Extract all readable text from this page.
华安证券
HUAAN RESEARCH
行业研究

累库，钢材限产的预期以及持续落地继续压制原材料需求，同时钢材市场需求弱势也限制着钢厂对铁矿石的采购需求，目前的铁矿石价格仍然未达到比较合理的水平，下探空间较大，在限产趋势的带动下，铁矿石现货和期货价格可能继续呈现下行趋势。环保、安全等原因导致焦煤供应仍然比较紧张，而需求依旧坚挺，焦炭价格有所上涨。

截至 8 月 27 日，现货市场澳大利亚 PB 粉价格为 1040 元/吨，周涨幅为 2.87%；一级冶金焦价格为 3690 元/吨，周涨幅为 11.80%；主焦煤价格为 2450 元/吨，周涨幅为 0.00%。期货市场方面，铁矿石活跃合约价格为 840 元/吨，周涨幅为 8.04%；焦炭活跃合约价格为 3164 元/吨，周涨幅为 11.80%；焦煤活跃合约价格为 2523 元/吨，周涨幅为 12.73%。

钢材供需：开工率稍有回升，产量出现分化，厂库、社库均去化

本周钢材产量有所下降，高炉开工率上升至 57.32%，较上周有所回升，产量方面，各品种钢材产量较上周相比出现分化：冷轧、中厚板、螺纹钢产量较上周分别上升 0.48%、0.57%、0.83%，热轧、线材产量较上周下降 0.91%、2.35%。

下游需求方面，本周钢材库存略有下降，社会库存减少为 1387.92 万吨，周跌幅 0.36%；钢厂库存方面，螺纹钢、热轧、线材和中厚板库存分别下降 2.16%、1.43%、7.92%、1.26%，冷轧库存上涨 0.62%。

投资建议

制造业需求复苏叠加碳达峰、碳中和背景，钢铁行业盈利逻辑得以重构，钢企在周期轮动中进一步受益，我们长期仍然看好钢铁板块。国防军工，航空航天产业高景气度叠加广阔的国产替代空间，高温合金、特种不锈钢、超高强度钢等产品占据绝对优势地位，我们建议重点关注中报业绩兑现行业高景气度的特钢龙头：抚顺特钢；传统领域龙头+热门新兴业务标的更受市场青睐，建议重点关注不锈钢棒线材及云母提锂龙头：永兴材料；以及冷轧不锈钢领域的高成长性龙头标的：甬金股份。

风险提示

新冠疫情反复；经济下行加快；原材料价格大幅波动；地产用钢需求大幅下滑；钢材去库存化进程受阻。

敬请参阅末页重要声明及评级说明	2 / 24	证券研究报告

THE TASK: Quote the material exactly, leaving nothing out.

OUTPUT:
Extract all readable text from this page.
华安证券
HUAAN RESEARCH
行业研究

累库，钢材限产的预期以及持续落地继续压制原材料需求，同时钢材市场需求弱势也限制着钢厂对铁矿石的采购需求，目前的铁矿石价格仍然未达到比较合理的水平，下探空间较大，在限产趋势的带动下，铁矿石现货和期货价格可能继续呈现下行趋势。环保、安全等原因导致焦煤供应仍然比较紧张，而需求依旧坚挺，焦炭价格有所上涨。

截至 8 月 27 日，现货市场澳大利亚 PB 粉价格为 1040 元/吨，周涨幅为 2.87%；一级冶金焦价格为 3690 元/吨，周涨幅为 11.80%；主焦煤价格为 2450 元/吨，周涨幅为 0.00%。期货市场方面，铁矿石活跃合约价格为 840 元/吨，周涨幅为 8.04%；焦炭活跃合约价格为 3164 元/吨，周涨幅为 11.80%；焦煤活跃合约价格为 2523 元/吨，周涨幅为 12.73%。

钢材供需：开工率稍有回升，产量出现分化，厂库、社库均去化

本周钢材产量有所下降，高炉开工率上升至 57.32%，较上周有所回升，产量方面，各品种钢材产量较上周相比出现分化：冷轧、中厚板、螺纹钢产量较上周分别上升 0.48%、0.57%、0.83%，热轧、线材产量较上周下降 0.91%、2.35%。

下游需求方面，本周钢材库存略有下降，社会库存减少为 1387.92 万吨，周跌幅 0.36%；钢厂库存方面，螺纹钢、热轧、线材和中厚板库存分别下降 2.16%、1.43%、7.92%、1.26%，冷轧库存上涨 0.62%。

投资建议

制造业需求复苏叠加碳达峰、碳中和背景，钢铁行业盈利逻辑得以重构，钢企在周期轮动中进一步受益，我们长期仍然看好钢铁板块。国防军工，航空航天产业高景气度叠加广阔的国产替代空间，高温合金、特种不锈钢、超高强度钢等产品占据绝对优势地位，我们建议重点关注中报业绩兑现行业高景气度的特钢龙头：抚顺特钢；传统领域龙头+热门新兴业务标的更受市场青睐，建议重点关注不锈钢棒线材及云母提锂龙头：永兴材料；以及冷轧不锈钢领域的高成长性龙头标的：甬金股份。

风险提示

新冠疫情反复；经济下行加快；原材料价格大幅波动；地产用钢需求大幅下滑；钢材去库存化进程受阻。

敬请参阅末页重要声明及评级说明	2 / 24	证券研究报告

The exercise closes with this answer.